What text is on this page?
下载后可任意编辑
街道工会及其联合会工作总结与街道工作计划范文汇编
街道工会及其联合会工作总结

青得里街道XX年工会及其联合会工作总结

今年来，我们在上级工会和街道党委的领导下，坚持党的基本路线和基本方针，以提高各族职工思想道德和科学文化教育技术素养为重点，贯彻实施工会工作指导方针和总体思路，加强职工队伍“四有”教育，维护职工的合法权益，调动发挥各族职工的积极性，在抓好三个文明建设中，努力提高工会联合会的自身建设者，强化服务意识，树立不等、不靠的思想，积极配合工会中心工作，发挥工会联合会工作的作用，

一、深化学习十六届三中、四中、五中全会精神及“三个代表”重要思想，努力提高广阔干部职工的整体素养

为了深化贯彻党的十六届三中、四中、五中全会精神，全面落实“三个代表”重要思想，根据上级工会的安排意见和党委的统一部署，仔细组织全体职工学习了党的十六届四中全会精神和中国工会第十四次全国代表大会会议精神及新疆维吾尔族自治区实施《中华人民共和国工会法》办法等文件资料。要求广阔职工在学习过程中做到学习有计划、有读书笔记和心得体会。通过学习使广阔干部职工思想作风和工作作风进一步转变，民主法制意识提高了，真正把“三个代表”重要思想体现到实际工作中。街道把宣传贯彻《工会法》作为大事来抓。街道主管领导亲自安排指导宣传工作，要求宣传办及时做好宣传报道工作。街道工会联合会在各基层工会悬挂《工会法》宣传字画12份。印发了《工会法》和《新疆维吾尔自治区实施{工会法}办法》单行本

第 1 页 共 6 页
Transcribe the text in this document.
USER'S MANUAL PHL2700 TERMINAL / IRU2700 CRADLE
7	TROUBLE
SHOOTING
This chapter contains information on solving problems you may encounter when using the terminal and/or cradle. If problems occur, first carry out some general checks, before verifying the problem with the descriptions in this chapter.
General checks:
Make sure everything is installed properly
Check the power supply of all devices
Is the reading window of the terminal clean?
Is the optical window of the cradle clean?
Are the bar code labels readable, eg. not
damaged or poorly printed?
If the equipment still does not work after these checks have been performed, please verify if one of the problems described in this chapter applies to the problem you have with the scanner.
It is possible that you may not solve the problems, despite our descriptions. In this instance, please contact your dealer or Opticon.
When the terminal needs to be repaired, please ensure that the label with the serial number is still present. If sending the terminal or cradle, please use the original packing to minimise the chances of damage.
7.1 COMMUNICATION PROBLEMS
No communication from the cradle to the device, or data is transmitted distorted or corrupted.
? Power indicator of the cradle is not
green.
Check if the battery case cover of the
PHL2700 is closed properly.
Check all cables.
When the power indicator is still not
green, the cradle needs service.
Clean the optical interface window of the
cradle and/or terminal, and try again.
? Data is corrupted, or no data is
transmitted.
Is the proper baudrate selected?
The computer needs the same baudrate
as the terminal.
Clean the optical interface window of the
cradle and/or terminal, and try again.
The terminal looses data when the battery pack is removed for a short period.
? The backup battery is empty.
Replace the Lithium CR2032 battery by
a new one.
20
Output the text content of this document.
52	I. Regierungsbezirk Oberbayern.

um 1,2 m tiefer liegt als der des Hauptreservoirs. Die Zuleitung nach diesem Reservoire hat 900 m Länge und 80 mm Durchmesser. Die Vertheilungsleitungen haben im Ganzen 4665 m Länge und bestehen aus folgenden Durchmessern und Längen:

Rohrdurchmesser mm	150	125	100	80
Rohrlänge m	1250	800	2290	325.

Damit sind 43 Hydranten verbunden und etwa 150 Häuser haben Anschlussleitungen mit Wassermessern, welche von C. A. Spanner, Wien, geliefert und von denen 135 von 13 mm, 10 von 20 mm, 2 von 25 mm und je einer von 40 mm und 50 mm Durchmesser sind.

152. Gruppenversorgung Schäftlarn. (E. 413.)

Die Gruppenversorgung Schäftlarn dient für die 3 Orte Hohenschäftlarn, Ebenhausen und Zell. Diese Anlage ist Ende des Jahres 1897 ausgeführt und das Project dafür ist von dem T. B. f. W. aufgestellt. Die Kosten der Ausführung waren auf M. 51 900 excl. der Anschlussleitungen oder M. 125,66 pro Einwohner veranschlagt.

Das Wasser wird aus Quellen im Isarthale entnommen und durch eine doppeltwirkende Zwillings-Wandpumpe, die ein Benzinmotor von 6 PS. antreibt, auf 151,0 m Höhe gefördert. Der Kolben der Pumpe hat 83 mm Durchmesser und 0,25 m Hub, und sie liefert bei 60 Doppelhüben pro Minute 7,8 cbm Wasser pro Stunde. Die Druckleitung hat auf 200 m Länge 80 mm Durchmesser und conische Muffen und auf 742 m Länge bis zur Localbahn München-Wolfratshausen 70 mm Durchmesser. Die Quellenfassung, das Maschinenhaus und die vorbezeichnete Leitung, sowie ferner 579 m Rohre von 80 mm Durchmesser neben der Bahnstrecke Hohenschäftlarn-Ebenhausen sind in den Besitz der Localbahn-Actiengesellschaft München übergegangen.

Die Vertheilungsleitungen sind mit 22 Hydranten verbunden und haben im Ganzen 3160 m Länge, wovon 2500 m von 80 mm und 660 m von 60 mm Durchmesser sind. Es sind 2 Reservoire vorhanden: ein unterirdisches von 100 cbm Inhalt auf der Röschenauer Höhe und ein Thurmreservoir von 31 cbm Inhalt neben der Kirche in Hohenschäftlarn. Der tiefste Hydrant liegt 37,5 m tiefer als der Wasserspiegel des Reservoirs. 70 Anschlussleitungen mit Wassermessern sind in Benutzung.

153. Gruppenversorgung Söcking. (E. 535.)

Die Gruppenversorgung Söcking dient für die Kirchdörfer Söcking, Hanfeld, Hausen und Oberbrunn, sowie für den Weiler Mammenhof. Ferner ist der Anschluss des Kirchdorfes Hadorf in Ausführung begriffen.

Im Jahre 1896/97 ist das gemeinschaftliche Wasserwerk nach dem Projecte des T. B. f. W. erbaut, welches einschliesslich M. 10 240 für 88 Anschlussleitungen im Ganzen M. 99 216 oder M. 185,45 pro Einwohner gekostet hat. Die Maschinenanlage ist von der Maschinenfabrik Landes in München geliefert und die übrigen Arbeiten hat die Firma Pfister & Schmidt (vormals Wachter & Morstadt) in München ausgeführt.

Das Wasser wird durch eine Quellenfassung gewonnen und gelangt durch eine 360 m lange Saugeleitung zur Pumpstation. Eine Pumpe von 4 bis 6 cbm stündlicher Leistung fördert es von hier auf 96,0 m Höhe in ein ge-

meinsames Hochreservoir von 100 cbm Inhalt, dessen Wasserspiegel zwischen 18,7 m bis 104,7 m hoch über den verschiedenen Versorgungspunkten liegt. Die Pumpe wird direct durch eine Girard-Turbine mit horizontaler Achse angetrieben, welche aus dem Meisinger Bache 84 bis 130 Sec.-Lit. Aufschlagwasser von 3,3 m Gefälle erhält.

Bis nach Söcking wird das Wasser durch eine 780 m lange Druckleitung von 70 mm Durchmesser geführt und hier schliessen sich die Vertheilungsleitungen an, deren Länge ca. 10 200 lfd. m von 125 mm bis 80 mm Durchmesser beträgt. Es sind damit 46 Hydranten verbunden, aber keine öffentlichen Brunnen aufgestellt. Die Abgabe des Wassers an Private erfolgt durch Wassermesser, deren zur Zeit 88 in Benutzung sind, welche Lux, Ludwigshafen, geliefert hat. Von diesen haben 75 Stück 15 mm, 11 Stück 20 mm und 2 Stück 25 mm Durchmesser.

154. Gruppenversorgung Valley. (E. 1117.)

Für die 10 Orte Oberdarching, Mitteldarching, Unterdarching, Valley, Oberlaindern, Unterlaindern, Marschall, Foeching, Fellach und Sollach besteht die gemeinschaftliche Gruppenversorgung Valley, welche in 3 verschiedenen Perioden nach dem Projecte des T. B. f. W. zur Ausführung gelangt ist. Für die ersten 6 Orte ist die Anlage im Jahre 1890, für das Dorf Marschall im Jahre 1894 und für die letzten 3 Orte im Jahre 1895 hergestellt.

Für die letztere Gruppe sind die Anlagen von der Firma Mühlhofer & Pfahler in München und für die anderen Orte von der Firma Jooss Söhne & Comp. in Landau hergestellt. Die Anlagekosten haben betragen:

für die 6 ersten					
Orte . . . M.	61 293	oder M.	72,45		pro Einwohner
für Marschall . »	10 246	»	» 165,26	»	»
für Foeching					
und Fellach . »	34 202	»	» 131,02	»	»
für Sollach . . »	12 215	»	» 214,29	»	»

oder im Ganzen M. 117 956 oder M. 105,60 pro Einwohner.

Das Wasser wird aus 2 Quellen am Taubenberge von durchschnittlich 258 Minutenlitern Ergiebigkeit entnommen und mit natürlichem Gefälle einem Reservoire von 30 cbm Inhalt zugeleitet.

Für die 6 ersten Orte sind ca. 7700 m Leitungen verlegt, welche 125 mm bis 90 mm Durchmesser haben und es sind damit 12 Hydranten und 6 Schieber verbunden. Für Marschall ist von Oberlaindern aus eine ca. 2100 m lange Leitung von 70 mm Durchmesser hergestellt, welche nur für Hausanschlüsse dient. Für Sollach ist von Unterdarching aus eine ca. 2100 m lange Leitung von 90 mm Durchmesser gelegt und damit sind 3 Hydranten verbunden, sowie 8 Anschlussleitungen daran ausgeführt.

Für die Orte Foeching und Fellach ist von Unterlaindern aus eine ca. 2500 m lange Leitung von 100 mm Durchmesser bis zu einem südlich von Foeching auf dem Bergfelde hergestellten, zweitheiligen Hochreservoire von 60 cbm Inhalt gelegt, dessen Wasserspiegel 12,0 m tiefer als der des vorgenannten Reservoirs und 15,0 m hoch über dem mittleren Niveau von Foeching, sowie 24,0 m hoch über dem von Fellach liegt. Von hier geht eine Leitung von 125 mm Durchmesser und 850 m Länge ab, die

---

• **Aim of the task**
From the entries above, copy out every line where the string "text" appears.

• **Response to the task**
What text is on this page?
Transcribe the text in this document.
Output the text content of this document.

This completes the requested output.